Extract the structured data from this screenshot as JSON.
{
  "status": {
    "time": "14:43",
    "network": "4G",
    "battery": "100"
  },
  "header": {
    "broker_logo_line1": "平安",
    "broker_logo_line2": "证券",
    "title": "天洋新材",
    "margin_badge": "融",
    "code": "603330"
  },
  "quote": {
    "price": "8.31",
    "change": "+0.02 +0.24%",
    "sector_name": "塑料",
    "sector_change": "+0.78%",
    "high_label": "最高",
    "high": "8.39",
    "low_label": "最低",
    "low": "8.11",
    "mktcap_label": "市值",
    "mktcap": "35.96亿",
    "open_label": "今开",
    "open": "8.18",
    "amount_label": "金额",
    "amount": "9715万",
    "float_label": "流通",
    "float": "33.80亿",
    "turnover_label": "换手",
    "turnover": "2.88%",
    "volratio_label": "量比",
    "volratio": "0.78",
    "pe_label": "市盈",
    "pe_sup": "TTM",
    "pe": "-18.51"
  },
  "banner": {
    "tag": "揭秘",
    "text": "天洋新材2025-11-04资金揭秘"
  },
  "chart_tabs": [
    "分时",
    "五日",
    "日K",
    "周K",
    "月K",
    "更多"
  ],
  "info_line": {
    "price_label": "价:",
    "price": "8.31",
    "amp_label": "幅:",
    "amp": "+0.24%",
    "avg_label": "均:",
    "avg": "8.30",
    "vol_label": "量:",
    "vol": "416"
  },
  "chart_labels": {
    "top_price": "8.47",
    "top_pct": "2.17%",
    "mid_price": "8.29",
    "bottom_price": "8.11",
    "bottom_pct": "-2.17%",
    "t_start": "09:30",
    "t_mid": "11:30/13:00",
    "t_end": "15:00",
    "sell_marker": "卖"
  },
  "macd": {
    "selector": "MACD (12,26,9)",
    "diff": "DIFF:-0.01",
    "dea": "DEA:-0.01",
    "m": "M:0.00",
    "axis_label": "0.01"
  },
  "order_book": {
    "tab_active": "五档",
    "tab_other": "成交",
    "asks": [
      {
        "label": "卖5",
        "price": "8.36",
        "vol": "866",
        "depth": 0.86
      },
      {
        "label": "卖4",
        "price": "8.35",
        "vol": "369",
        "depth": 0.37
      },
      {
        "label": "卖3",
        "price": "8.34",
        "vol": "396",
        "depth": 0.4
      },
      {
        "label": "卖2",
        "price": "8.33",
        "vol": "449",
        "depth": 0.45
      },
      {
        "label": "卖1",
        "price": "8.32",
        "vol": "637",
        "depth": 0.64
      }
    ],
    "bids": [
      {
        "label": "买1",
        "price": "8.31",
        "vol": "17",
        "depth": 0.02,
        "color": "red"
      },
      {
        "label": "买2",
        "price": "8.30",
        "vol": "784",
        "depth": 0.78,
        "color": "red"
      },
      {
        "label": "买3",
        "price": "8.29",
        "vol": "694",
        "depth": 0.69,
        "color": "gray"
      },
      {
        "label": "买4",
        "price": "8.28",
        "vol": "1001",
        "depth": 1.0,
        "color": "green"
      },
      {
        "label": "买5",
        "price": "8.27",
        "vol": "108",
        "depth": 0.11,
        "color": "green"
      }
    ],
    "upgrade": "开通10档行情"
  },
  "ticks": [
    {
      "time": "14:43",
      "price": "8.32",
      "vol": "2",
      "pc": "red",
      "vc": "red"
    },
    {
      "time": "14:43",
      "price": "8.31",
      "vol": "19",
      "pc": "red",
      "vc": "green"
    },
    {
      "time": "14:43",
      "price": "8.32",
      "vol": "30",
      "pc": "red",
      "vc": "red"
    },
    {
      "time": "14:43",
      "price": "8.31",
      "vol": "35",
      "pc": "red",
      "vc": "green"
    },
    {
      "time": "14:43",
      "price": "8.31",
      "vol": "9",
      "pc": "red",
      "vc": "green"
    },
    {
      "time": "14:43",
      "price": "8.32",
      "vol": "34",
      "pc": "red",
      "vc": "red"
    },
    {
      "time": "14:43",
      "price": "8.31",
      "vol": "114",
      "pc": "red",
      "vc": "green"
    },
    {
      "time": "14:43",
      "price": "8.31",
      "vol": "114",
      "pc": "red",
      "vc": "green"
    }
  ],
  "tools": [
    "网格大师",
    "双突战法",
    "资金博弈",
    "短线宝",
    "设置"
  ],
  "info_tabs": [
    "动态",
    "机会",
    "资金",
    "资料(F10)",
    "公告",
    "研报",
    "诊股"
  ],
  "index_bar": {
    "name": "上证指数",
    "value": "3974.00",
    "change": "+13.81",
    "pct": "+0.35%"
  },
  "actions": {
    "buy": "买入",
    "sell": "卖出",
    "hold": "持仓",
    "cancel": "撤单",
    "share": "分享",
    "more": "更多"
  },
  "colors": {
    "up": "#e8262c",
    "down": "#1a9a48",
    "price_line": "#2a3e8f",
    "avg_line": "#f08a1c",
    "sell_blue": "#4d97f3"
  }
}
______
**INSTRUCTIONS TO FOLLOW**
Scan the material above. Extract every line in which the word "depth" occurs.

**REPLY TO THE TASK**
        "depth": 0.86
        "depth": 0.37
        "depth": 0.4
        "depth": 0.45
        "depth": 0.64
        "depth": 0.02,
        "depth": 0.78,
        "depth": 0.69,
        "depth": 1.0,
        "depth": 0.11,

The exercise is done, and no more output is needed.